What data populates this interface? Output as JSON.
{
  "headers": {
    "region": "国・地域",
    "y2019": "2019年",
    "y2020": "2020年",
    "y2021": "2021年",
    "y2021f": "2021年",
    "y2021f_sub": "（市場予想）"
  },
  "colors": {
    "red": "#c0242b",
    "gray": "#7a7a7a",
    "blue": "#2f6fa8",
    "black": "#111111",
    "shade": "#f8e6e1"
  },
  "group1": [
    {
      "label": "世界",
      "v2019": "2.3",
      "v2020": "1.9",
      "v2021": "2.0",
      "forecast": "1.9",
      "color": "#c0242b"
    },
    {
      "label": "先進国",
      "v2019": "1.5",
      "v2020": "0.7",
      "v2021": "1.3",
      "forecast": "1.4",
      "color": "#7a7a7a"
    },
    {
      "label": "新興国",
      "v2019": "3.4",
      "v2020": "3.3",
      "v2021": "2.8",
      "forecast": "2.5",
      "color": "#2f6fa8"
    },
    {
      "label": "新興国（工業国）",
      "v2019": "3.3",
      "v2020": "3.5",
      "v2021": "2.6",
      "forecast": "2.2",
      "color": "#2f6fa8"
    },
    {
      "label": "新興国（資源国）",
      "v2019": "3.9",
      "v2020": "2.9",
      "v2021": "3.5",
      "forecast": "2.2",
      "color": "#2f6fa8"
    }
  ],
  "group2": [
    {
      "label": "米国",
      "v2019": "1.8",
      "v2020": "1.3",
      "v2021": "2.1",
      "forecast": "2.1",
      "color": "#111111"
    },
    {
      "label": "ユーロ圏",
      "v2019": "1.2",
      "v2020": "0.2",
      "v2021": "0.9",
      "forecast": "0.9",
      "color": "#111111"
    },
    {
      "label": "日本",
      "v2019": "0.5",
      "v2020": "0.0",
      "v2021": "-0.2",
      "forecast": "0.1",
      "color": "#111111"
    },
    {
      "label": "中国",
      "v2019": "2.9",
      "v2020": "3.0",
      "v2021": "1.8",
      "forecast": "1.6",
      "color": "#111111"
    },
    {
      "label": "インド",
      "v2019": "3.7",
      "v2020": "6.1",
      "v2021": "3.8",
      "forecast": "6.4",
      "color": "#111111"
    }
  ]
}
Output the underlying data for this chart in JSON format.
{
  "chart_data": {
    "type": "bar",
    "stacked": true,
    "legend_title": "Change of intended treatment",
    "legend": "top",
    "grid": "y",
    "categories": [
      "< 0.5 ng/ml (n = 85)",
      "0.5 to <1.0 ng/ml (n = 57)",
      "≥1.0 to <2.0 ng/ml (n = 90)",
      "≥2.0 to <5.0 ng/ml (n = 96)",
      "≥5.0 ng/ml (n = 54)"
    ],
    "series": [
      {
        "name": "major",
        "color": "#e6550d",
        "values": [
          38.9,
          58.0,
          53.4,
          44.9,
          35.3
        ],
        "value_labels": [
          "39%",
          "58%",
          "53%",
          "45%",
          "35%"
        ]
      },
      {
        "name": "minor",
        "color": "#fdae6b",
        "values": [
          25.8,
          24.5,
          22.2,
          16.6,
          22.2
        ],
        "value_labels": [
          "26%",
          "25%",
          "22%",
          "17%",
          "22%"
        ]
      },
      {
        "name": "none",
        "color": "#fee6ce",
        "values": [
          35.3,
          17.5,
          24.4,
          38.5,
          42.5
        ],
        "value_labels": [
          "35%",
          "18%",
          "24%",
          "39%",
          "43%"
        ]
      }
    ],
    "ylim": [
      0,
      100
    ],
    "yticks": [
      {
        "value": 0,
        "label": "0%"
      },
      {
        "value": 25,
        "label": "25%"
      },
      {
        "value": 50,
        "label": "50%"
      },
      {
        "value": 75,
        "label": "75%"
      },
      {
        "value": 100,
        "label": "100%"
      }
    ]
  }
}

> Given problem:
Select all lines in the listing above where the word "Output" appears, and show them.

> The solution:
What data populates this interface? Output as JSON.
Output the underlying data for this chart in JSON format.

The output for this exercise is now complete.